● What this task involves
Gather every line of the records below that contains the string "adjustment", matching case exactly.

─── Data records

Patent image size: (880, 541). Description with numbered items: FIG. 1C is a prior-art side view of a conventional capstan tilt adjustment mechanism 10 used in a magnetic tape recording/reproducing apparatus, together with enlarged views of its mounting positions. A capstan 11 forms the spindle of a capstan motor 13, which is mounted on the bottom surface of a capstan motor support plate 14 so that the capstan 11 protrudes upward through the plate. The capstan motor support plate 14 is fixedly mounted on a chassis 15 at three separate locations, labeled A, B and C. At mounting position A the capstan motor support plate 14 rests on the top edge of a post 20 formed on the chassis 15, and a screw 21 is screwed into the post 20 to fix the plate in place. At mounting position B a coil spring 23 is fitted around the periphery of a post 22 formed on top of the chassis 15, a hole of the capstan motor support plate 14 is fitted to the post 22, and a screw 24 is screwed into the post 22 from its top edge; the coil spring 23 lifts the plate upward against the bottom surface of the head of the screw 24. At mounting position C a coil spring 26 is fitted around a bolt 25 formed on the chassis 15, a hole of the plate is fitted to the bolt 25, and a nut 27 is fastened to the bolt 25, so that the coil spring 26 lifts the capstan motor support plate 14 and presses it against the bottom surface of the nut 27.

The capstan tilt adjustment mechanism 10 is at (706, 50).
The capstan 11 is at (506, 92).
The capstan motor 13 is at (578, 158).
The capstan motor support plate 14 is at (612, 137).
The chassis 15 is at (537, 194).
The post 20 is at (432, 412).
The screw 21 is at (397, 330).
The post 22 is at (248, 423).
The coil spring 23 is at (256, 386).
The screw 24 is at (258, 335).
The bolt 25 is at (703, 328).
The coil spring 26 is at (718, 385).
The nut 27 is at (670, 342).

──────

● Output for this task
Patent image size: (880, 541). Description with numbered items: FIG. 1C is a prior-art side view of a conventional capstan tilt adjustment mechanism 10 used in a magnetic tape recording/reproducing apparatus, together with enlarged views of its mounting positions. A capstan 11 forms the spindle of a capstan motor 13, which is mounted on the bottom surface of a capstan motor support plate 14 so that the capstan 11 protrudes upward through the plate. The capstan motor support plate 14 is fixedly mounted on a chassis 15 at three separate locations, labeled A, B and C. At mounting position A the capstan motor support plate 14 rests on the top edge of a post 20 formed on the chassis 15, and a screw 21 is screwed into the post 20 to fix the plate in place. At mounting position B a coil spring 23 is fitted around the periphery of a post 22 formed on top of the chassis 15, a hole of the capstan motor support plate 14 is fitted to the post 22, and a screw 24 is screwed into the post 22 from its top edge; the coil spring 23 lifts the plate upward against the bottom surface of the head of the screw 24. At mounting position C a coil spring 26 is fitted around a bolt 25 formed on the chassis 15, a hole of the plate is fitted to the bolt 25, and a nut 27 is fastened to the bolt 25, so that the coil spring 26 lifts the capstan motor support plate 14 and presses it against the bottom surface of the nut 27.
The capstan tilt adjustment mechanism 10 is at (706, 50).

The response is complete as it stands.